Data extracted from a collection:
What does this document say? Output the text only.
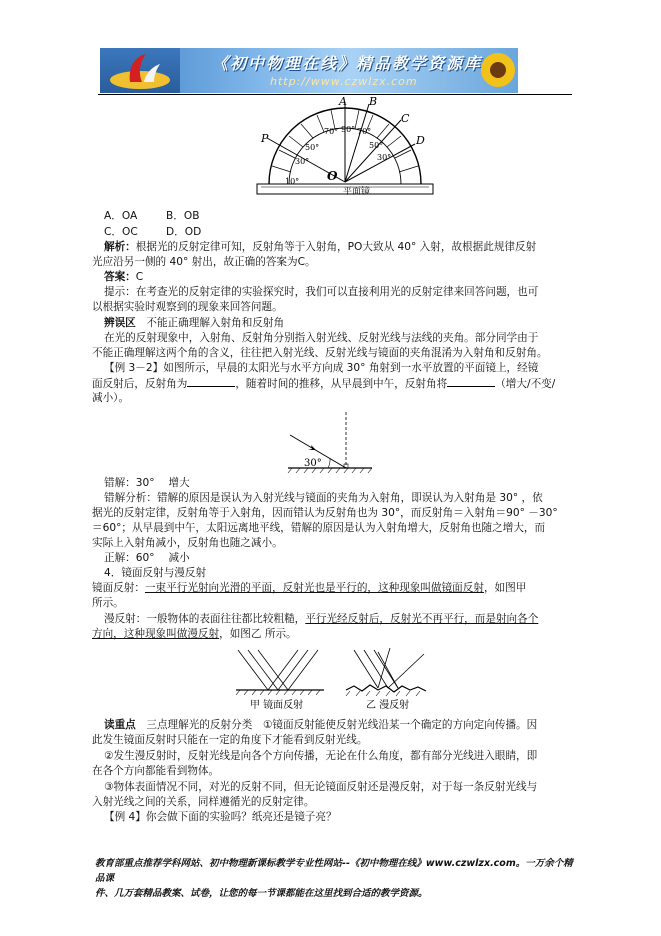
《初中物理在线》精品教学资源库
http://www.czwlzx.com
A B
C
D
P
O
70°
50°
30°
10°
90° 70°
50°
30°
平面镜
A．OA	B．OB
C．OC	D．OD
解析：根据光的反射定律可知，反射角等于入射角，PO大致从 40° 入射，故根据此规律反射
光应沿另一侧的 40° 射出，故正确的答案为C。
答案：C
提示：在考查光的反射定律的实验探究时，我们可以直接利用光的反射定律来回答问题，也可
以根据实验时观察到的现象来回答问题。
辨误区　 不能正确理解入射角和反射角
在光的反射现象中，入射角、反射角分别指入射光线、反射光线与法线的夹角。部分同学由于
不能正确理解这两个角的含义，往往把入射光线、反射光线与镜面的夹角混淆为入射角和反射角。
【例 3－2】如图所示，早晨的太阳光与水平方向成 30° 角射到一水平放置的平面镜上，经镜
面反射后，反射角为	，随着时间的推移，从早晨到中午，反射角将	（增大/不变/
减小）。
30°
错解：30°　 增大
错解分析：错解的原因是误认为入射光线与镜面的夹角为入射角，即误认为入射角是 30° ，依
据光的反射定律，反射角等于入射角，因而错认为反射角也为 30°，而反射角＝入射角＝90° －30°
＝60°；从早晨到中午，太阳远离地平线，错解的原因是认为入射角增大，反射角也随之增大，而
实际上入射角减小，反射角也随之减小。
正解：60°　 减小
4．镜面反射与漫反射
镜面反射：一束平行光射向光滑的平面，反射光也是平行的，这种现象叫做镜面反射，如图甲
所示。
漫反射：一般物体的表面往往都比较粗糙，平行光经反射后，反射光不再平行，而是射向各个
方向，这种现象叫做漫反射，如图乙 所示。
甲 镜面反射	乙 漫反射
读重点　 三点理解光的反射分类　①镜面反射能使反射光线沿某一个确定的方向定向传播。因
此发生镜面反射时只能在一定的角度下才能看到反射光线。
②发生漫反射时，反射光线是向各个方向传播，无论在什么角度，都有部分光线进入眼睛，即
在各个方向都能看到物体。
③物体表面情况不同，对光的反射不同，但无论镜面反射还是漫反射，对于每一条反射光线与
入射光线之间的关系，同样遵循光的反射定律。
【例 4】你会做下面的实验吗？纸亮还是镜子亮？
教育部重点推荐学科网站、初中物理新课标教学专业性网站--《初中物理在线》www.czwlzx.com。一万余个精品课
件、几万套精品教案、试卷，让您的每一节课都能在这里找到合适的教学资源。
==
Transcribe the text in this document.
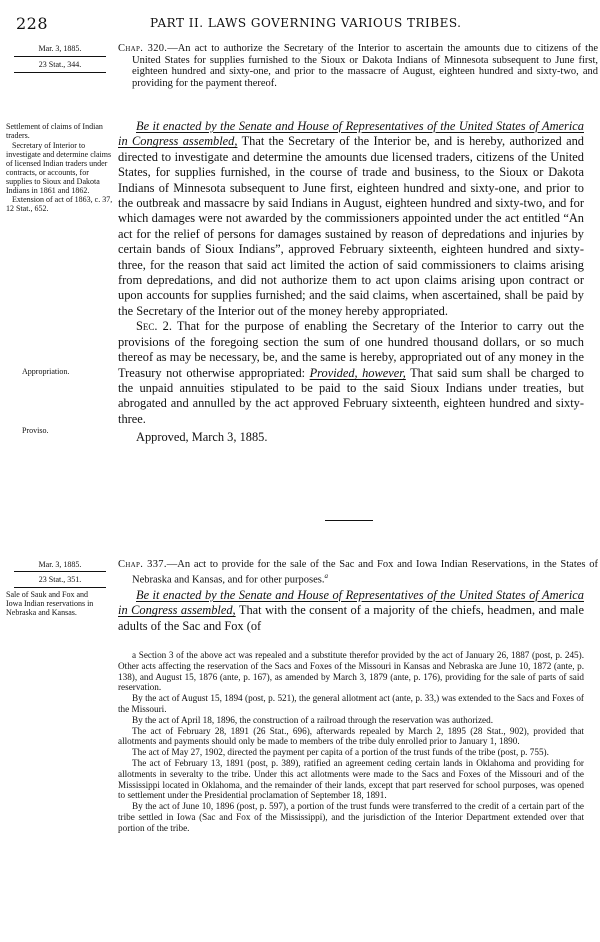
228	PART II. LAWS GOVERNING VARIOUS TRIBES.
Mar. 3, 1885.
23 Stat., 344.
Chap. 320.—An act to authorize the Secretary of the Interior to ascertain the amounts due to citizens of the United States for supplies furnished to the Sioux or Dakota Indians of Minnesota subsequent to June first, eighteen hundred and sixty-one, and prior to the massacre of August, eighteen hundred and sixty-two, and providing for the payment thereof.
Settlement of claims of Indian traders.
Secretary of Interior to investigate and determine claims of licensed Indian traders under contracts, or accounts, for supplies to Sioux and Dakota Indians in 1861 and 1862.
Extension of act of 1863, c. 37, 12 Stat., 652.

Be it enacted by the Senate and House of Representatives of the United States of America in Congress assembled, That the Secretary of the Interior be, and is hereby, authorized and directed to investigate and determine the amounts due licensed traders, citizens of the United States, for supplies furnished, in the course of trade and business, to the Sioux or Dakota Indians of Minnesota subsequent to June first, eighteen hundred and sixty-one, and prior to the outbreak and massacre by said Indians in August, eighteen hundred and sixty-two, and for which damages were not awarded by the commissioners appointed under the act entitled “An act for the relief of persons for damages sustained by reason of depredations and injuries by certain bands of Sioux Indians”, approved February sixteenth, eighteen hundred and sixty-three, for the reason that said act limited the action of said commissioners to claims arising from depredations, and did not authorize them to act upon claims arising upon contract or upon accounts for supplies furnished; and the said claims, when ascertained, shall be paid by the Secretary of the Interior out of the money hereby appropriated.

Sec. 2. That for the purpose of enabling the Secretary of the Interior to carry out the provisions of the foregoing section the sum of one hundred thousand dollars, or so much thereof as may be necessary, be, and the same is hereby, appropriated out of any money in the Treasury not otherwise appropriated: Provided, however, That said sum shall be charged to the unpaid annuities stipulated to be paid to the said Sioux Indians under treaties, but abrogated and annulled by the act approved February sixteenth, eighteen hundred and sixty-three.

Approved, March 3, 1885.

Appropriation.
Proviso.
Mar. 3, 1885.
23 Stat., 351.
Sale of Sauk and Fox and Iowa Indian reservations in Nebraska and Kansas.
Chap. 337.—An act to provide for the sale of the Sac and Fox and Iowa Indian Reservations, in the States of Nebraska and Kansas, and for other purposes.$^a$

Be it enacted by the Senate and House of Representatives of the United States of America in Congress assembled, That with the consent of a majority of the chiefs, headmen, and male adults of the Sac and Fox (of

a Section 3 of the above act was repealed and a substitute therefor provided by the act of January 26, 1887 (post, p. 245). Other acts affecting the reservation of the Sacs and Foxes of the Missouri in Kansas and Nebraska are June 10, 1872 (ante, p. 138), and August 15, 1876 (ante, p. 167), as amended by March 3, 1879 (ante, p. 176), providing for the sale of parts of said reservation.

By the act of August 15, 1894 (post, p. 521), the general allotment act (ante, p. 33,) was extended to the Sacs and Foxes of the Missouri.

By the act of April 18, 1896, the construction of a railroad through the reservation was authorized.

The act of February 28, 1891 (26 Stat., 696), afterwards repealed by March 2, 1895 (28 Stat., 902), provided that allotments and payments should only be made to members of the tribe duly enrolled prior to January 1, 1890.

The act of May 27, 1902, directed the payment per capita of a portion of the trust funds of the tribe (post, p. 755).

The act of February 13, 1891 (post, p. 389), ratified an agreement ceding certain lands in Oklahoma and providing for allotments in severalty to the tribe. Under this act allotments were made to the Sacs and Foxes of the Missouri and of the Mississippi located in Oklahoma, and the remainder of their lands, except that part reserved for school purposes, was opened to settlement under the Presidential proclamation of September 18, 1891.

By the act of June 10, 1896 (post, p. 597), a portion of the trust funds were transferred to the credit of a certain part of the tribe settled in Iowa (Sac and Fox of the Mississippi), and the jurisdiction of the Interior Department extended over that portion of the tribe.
==
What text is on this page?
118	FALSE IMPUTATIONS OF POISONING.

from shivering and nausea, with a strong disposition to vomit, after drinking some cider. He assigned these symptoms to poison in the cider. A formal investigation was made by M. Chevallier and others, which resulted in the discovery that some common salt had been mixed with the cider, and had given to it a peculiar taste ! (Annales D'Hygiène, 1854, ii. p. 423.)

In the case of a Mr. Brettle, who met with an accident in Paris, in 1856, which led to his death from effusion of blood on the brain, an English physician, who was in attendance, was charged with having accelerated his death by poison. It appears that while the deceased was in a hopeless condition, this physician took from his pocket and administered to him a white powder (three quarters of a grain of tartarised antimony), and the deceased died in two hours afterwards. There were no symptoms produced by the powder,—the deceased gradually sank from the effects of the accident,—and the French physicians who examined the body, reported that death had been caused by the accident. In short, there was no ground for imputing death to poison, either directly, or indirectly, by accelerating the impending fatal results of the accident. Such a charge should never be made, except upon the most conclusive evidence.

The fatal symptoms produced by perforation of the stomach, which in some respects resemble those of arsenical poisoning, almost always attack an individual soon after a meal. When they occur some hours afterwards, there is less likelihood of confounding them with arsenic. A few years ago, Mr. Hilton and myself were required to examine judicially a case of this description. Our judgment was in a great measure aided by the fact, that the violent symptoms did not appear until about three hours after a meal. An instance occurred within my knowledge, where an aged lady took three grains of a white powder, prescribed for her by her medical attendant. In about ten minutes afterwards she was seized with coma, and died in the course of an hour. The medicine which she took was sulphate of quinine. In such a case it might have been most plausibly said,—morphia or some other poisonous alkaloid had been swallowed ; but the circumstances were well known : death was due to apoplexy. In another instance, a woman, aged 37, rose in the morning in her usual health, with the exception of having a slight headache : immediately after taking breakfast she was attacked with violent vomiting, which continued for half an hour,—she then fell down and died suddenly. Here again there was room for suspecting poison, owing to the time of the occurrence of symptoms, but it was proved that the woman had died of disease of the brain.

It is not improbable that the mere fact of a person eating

[Task prompt] Select every line in the records above that contains the word "Chap".

[Exercise result]
Chap. 320.—An act to authorize the Secretary of the Interior to ascertain the amounts due to citizens of the United States for supplies furnished to the Sioux or Dakota Indians of Minnesota subsequent to June first, eighteen hundred and sixty-one, and prior to the massacre of August, eighteen hundred and sixty-two, and providing for the payment thereof.
Chap. 337.—An act to provide for the sale of the Sac and Fox and Iowa Indian Reservations, in the States of Nebraska and Kansas, and for other purposes.$^a$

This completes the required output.